**Problem to solve:**
Identify each line below containing the string "Trough" and copy it.

--- START OF Data listing ---

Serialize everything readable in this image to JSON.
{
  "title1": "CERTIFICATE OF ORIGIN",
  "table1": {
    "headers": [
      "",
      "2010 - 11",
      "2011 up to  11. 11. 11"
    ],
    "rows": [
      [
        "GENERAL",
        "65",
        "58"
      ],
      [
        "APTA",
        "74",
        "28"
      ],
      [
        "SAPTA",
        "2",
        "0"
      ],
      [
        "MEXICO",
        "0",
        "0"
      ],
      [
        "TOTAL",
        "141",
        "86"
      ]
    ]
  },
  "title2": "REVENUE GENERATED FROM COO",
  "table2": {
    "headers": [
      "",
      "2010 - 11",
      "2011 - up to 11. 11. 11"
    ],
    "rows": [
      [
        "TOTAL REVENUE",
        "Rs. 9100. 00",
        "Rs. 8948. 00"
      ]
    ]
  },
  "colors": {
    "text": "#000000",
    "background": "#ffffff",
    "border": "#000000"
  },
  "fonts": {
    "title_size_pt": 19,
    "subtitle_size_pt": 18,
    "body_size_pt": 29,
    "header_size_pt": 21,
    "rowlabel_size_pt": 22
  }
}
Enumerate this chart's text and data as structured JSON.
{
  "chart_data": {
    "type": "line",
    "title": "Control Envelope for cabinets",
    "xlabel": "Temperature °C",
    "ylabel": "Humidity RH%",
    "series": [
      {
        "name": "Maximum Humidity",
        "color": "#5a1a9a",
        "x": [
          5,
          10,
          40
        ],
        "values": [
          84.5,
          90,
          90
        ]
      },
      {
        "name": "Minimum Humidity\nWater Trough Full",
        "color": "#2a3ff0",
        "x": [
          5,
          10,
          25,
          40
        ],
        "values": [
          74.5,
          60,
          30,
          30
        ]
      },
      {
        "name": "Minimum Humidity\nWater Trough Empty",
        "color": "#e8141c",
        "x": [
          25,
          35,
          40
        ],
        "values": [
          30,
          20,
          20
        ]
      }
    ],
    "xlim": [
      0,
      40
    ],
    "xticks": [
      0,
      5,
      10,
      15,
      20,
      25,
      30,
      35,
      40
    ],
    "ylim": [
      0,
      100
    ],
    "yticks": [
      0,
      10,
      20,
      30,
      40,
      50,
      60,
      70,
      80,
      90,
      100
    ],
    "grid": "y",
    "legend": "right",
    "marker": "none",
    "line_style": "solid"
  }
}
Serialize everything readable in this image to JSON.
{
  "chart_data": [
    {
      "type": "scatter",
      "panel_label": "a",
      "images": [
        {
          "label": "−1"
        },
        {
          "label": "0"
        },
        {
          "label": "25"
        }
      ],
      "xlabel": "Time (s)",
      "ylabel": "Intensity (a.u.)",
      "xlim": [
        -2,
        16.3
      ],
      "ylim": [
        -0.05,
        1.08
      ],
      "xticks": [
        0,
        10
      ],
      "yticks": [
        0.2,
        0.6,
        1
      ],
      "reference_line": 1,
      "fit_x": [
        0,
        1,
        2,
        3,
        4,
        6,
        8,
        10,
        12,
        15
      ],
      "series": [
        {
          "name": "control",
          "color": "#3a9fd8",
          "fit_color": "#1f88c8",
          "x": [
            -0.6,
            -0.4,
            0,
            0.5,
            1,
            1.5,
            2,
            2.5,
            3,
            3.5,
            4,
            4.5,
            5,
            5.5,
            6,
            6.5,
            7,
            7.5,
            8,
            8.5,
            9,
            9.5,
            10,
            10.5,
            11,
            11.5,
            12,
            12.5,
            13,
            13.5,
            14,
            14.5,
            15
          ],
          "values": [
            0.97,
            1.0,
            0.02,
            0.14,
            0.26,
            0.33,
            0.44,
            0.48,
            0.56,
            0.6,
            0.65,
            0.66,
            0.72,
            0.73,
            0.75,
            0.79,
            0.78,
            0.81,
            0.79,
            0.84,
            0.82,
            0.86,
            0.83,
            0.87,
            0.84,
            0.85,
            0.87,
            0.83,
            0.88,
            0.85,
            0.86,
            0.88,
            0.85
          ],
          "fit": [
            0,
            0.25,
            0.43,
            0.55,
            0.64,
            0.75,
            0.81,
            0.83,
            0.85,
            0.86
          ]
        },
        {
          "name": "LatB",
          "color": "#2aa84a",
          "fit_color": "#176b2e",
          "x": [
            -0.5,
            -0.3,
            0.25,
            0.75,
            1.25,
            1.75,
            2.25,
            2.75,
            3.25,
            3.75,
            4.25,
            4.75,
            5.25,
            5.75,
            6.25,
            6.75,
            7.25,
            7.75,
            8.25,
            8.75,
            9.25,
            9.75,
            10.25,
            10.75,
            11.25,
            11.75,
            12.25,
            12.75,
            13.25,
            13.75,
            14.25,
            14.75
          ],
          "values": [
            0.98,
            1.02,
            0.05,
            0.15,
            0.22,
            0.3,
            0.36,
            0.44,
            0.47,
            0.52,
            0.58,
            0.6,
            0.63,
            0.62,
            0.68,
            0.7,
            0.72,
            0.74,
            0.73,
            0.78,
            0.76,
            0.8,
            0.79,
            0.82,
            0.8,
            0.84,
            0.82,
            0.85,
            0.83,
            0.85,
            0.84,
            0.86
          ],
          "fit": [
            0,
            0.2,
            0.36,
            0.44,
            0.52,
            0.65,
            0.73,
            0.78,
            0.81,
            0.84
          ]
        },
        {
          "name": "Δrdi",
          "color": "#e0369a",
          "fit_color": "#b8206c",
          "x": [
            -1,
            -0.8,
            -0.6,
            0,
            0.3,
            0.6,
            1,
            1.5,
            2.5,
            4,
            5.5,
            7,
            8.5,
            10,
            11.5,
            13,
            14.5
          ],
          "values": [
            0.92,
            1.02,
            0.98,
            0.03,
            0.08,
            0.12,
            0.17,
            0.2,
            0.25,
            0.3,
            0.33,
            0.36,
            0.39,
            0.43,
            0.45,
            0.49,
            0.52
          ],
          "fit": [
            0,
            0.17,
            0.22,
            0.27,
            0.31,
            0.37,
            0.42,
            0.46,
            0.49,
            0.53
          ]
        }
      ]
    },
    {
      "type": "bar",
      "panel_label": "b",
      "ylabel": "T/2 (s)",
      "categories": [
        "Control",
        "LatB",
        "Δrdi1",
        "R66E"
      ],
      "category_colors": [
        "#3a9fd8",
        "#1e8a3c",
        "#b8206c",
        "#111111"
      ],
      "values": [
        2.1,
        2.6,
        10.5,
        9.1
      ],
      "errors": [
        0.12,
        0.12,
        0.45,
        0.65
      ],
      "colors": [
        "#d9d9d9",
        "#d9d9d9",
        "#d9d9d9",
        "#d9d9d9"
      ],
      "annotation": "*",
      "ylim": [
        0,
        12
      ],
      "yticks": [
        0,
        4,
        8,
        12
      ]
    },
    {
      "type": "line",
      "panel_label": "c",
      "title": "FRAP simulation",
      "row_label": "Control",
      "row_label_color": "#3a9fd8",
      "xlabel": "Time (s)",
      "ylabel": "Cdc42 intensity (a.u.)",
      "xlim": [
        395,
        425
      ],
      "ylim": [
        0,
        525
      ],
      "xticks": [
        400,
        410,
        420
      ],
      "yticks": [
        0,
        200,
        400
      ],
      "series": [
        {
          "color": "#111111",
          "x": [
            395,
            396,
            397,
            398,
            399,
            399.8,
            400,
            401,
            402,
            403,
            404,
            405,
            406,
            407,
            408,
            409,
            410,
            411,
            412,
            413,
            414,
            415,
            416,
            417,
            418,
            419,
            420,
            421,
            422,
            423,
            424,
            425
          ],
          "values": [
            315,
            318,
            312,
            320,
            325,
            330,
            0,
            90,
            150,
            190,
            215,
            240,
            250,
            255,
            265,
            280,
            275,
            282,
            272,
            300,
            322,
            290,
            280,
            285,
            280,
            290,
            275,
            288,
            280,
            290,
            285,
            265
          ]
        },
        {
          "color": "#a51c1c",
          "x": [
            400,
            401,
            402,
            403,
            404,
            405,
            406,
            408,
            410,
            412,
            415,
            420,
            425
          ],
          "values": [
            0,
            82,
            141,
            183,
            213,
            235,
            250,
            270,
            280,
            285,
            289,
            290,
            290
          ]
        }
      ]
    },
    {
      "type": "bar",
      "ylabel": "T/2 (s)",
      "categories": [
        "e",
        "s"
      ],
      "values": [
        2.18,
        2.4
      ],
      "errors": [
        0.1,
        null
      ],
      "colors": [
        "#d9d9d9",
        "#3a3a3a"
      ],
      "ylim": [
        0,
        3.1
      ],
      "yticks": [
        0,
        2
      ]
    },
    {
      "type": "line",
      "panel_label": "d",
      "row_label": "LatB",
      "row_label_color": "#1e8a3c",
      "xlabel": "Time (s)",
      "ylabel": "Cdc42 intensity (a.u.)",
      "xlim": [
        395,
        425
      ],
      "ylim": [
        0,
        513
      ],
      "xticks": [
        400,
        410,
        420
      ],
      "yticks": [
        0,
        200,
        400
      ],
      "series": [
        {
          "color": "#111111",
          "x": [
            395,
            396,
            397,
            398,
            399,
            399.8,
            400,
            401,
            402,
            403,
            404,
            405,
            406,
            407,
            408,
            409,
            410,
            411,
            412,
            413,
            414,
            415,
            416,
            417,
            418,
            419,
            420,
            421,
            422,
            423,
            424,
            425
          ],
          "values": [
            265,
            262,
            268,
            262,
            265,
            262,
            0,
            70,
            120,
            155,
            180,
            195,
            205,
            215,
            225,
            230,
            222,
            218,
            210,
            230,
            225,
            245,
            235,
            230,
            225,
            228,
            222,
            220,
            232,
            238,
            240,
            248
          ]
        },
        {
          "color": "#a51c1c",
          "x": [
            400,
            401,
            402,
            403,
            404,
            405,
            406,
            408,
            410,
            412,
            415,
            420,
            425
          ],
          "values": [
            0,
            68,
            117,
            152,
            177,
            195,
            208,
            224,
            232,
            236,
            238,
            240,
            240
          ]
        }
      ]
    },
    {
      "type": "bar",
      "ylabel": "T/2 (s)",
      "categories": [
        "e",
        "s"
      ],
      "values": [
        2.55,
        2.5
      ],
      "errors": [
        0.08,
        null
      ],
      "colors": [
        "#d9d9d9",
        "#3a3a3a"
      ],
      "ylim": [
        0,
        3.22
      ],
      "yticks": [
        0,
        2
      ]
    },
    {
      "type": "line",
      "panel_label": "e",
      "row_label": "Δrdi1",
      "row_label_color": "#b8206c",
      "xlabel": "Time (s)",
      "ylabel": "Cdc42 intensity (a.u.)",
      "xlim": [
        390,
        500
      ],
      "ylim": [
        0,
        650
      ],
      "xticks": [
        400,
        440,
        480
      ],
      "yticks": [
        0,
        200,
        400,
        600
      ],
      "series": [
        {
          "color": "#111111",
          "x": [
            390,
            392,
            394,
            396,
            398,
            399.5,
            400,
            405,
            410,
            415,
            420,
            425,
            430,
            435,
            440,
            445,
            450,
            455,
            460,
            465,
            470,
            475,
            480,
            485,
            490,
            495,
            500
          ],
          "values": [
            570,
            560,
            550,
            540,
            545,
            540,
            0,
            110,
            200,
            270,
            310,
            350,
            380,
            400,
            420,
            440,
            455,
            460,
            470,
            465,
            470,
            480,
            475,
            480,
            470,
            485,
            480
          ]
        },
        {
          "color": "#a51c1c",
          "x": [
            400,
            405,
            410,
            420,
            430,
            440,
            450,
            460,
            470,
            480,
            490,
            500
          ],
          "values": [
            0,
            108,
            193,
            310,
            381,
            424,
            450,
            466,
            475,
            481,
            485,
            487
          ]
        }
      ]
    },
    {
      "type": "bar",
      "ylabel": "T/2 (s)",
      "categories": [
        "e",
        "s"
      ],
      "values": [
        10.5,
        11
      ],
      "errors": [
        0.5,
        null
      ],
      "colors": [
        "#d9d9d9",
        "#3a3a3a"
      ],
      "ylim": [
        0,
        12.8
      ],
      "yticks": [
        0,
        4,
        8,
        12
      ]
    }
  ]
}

--- END OF Data listing ---

**Answer for this exercise:**
        "name": "Minimum Humidity\nWater Trough Full",
        "name": "Minimum Humidity\nWater Trough Empty",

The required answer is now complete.